begin Working data
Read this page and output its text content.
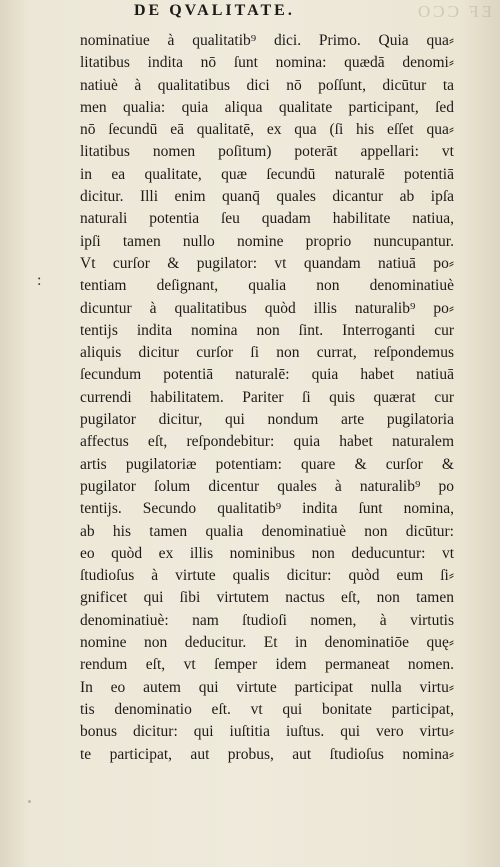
EF CCO
DE QVALITATE.
:
nominatiue à qualitatib⁹ dici. Primo. Quia qua⸗
litatibus indita nō ſunt nomina: quædā denomi⸗
natiuè à qualitatibus dici nō poſſunt, dicūtur ta
men qualia: quia aliqua qualitate participant, ſed
nō ſecundū eā qualitatē, ex qua (ſi his eſſet qua⸗
litatibus nomen poſitum) poterāt appellari: vt
in ea qualitate, quæ ſecundū naturalē potentiā
dicitur. Illi enim quanq̄ quales dicantur ab ipſa
naturali potentia ſeu quadam habilitate natiua,
ipſi tamen nullo nomine proprio nuncupantur.
Vt curſor & pugilator: vt quandam natiuā po⸗
tentiam deſignant, qualia non denominatiuè
dicuntur à qualitatibus quòd illis naturalib⁹ po⸗
tentijs indita nomina non ſint. Interroganti cur
aliquis dicitur curſor ſi non currat, reſpondemus
ſecundum potentiā naturalē: quia habet natiuā
currendi habilitatem. Pariter ſi quis quærat cur
pugilator dicitur, qui nondum arte pugilatoria
affectus eſt, reſpondebitur: quia habet naturalem
artis pugilatoriæ potentiam: quare & curſor &
pugilator ſolum dicentur quales à naturalib⁹ po
tentijs. Secundo qualitatib⁹ indita ſunt nomina,
ab his tamen qualia denominatiuè non dicūtur:
eo quòd ex illis nominibus non deducuntur: vt
ſtudioſus à virtute qualis dicitur: quòd eum ſi⸗
gnificet qui ſibi virtutem nactus eſt, non tamen
denominatiuè: nam ſtudioſi nomen, à virtutis
nomine non deducitur. Et in denominatiōe quę⸗
rendum eſt, vt ſemper idem permaneat nomen.
In eo autem qui virtute participat nulla virtu⸗
tis denominatio eſt. vt qui bonitate participat,
bonus dicitur: qui iuſtitia iuſtus. qui vero virtu⸗
te participat, aut probus, aut ſtudioſus nomina⸗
end Working data
* Written problem: Look for the word "qualitate" and return every line where it occurs.

* Full solution:
men qualia: quia aliqua qualitate participant, ſed
in ea qualitate, quæ ſecundū naturalē potentiā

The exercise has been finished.